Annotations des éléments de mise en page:
════
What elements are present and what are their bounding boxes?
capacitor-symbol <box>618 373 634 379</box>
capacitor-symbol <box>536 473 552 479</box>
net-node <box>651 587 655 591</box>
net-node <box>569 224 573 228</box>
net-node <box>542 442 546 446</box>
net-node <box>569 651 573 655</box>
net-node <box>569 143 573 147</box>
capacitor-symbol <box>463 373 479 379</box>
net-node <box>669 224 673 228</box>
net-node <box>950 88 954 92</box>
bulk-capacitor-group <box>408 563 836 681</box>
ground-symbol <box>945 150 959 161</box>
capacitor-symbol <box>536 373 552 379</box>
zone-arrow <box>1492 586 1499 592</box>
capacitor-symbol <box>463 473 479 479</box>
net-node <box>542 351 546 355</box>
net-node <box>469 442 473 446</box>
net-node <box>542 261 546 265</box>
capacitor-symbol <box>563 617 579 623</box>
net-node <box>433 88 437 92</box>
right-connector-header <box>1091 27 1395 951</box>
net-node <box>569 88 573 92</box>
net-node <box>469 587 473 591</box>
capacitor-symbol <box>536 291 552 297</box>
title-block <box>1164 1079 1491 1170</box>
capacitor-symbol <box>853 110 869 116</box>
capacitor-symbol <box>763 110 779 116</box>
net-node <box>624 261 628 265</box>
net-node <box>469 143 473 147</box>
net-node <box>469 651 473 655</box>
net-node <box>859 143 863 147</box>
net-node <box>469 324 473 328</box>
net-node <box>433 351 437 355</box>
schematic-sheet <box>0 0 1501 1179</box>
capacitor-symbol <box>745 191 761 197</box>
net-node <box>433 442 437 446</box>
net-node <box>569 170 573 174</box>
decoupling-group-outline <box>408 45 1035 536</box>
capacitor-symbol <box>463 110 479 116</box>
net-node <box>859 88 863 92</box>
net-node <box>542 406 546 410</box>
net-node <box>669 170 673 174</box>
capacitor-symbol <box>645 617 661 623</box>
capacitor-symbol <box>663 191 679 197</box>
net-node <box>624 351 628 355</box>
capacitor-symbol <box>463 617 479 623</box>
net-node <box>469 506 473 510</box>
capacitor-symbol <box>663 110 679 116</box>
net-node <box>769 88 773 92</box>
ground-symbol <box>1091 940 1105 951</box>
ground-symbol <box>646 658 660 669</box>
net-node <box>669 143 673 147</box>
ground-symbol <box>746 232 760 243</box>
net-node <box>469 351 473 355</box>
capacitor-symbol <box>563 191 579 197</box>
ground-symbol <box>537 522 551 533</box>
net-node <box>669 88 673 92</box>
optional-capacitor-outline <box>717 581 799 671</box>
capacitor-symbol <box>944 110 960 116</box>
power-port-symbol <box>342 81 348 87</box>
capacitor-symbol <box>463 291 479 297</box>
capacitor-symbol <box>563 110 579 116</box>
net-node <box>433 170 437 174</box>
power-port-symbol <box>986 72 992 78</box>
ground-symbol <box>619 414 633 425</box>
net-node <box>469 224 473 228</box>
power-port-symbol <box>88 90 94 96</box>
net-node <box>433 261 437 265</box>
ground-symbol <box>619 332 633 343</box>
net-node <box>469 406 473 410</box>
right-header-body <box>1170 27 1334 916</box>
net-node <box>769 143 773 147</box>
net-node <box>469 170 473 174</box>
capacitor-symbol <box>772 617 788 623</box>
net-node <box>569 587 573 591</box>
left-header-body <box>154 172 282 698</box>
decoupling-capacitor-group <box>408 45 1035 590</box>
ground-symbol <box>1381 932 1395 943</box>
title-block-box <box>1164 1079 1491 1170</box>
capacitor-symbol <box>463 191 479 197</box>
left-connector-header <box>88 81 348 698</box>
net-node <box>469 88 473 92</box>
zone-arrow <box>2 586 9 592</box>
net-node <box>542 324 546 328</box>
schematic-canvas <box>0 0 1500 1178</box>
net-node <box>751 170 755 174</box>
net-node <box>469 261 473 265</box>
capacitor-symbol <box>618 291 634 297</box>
════
PROBLÈME À RÉSOUDRE
Transformez en tableau Markdown tout ce qui va du début des lignes jusqu'à celle qui contient « net-node <box>624 261 628 265</box> », les deux bornes comprises, sans les lignes vides. Utilisez deux colonnes intitulées « n » pour le numéro et « Ligne » pour le texte.

RÉSULTAT FINAL
| n | Ligne |
|---|---|
| 1 | What elements are present and what are their bounding boxes? |
| 2 | capacitor-symbol <box>618 373 634 379</box> |
| 3 | capacitor-symbol <box>536 473 552 479</box> |
| 4 | net-node <box>651 587 655 591</box> |
| 5 | net-node <box>569 224 573 228</box> |
| 6 | net-node <box>542 442 546 446</box> |
| 7 | net-node <box>569 651 573 655</box> |
| 8 | net-node <box>569 143 573 147</box> |
| 9 | capacitor-symbol <box>463 373 479 379</box> |
| 10 | net-node <box>669 224 673 228</box> |
| 11 | net-node <box>950 88 954 92</box> |
| 12 | bulk-capacitor-group <box>408 563 836 681</box> |
| 13 | ground-symbol <box>945 150 959 161</box> |
| 14 | capacitor-symbol <box>536 373 552 379</box> |
| 15 | zone-arrow <box>1492 586 1499 592</box> |
| 16 | capacitor-symbol <box>463 473 479 479</box> |
| 17 | net-node <box>542 351 546 355</box> |
| 18 | net-node <box>469 442 473 446</box> |
| 19 | net-node <box>542 261 546 265</box> |
| 20 | capacitor-symbol <box>563 617 579 623</box> |
| 21 | net-node <box>433 88 437 92</box> |
| 22 | right-connector-header <box>1091 27 1395 951</box> |
| 23 | net-node <box>569 88 573 92</box> |
| 24 | net-node <box>469 587 473 591</box> |
| 25 | capacitor-symbol <box>536 291 552 297</box> |
| 26 | title-block <box>1164 1079 1491 1170</box> |
| 27 | capacitor-symbol <box>853 110 869 116</box> |
| 28 | capacitor-symbol <box>763 110 779 116</box> |
| 29 | net-node <box>624 261 628 265</box> |